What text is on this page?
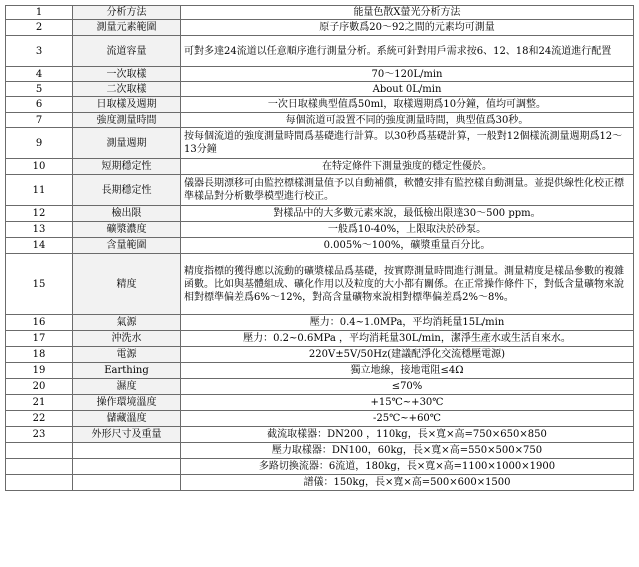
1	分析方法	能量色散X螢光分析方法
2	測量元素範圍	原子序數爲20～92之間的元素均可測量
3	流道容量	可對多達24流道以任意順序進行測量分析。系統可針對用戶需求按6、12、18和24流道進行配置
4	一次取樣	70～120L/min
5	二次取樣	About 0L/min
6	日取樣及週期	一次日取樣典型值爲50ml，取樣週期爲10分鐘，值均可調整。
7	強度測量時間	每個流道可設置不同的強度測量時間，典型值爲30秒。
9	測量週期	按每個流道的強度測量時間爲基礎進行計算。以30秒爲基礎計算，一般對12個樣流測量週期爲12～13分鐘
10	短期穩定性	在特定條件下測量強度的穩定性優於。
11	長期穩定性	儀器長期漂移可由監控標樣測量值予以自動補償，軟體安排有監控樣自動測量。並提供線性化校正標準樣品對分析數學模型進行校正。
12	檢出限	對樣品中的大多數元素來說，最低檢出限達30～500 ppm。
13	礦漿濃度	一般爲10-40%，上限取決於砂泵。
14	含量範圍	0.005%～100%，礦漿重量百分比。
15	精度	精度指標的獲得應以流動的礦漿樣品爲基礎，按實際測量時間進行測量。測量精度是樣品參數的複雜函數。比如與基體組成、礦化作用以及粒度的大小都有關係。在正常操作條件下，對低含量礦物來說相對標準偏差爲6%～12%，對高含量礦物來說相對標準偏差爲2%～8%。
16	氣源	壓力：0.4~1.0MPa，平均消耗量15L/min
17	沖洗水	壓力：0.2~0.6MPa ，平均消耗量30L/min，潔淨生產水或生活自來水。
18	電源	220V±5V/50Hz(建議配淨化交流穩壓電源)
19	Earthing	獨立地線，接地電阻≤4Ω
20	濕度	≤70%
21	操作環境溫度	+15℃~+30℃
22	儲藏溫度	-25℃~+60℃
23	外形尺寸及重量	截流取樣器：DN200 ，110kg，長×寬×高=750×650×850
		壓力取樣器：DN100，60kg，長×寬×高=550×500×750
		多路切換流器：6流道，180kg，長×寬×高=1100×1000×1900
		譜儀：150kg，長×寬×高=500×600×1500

==============================

→ **What you will do**
Restate each entry word for word, leaving out any pictures.

→ **Problem solution**
What text is on this page?
1	分析方法	能量色散X螢光分析方法
2	測量元素範圍	原子序數爲20～92之間的元素均可測量
3	流道容量	可對多達24流道以任意順序進行測量分析。系統可針對用戶需求按6、12、18和24流道進行配置
4	一次取樣	70～120L/min
5	二次取樣	About 0L/min
6	日取樣及週期	一次日取樣典型值爲50ml，取樣週期爲10分鐘，值均可調整。
7	強度測量時間	每個流道可設置不同的強度測量時間，典型值爲30秒。
9	測量週期	按每個流道的強度測量時間爲基礎進行計算。以30秒爲基礎計算，一般對12個樣流測量週期爲12～13分鐘
10	短期穩定性	在特定條件下測量強度的穩定性優於。
11	長期穩定性	儀器長期漂移可由監控標樣測量值予以自動補償，軟體安排有監控樣自動測量。並提供線性化校正標準樣品對分析數學模型進行校正。
12	檢出限	對樣品中的大多數元素來說，最低檢出限達30～500 ppm。
13	礦漿濃度	一般爲10-40%，上限取決於砂泵。
14	含量範圍	0.005%～100%，礦漿重量百分比。
15	精度	精度指標的獲得應以流動的礦漿樣品爲基礎，按實際測量時間進行測量。測量精度是樣品參數的複雜函數。比如與基體組成、礦化作用以及粒度的大小都有關係。在正常操作條件下，對低含量礦物來說相對標準偏差爲6%～12%，對高含量礦物來說相對標準偏差爲2%～8%。
16	氣源	壓力：0.4~1.0MPa，平均消耗量15L/min
17	沖洗水	壓力：0.2~0.6MPa ，平均消耗量30L/min，潔淨生產水或生活自來水。
18	電源	220V±5V/50Hz(建議配淨化交流穩壓電源)
19	Earthing	獨立地線，接地電阻≤4Ω
20	濕度	≤70%
21	操作環境溫度	+15℃~+30℃
22	儲藏溫度	-25℃~+60℃
23	外形尺寸及重量	截流取樣器：DN200 ，110kg，長×寬×高=750×650×850
		壓力取樣器：DN100，60kg，長×寬×高=550×500×750
		多路切換流器：6流道，180kg，長×寬×高=1100×1000×1900
		譜儀：150kg，長×寬×高=500×600×1500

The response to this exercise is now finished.